» SHORT PROBLEM:
Below are records. Copy every line with "JSON" in it.

» RECORDS SUPPLIED:
┄┄┄┄┄┄┄┄┄┄┄┄┄┄┄┄┄┄┄┄

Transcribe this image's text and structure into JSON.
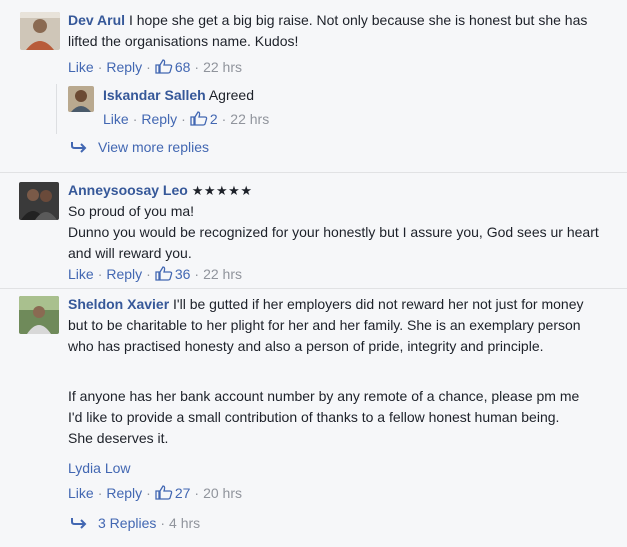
{
  "actions": {
    "like": "Like",
    "reply": "Reply",
    "sep": "·"
  },
  "comments": [
    {
      "author": "Dev Arul",
      "text": "I hope she get a big big raise. Not only because she is honest but she has lifted the organisations name. Kudos!",
      "likes": "68",
      "time": "22 hrs",
      "reply": {
        "author": "Iskandar Salleh",
        "text": "Agreed",
        "likes": "2",
        "time": "22 hrs"
      },
      "more_replies": "View more replies"
    },
    {
      "author": "Anneysoosay Leo",
      "stars": "★★★★★",
      "line1": "So proud of you ma!",
      "line2": "Dunno you would be recognized for your honestly but I assure you, God sees ur heart and will reward you.",
      "likes": "36",
      "time": "22 hrs"
    },
    {
      "author": "Sheldon Xavier",
      "text": "I'll be gutted if her employers did not reward her not just for money but to be charitable to her plight for her and her family. She is an exemplary person who has practised honesty and also a person of pride, integrity and principle.",
      "para2": "If anyone has her bank account number by any remote of a chance, please pm me I'd like to provide a small contribution of thanks to a fellow honest human being. She deserves it.",
      "tag": "Lydia Low",
      "likes": "27",
      "time": "20 hrs",
      "replies_label": "3 Replies",
      "replies_time": "4 hrs"
    }
  ]
}
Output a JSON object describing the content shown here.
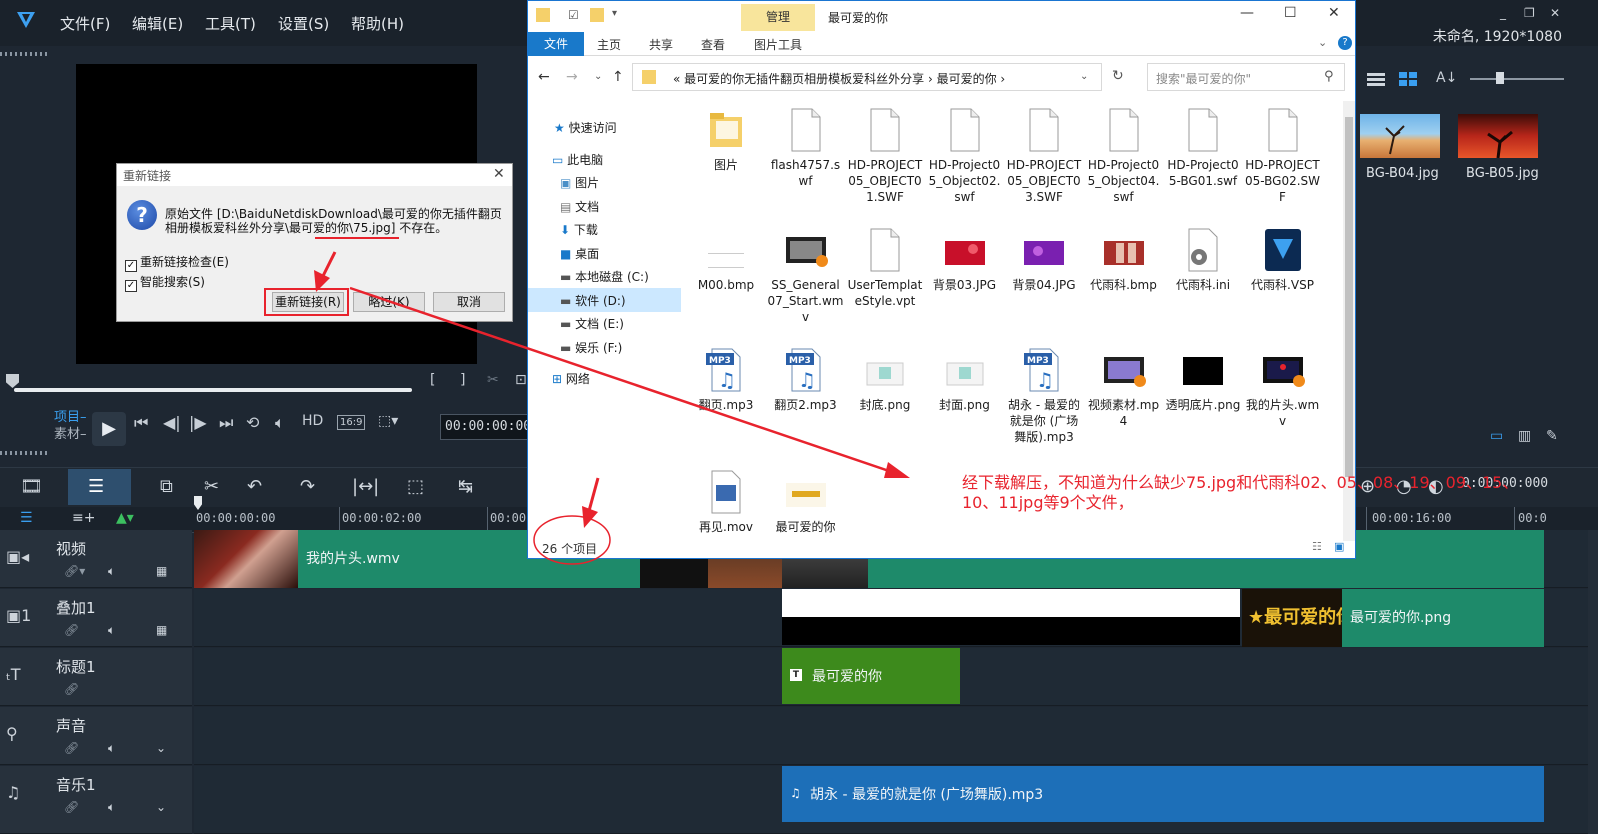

┄┄┄┄┄┄┄┄┄┄┄┄┄┄┄┄┄┄┄┄

» FULL OUTPUT:
Transcribe this image's text and structure into JSON.
Output a JSON object describing the content shown here.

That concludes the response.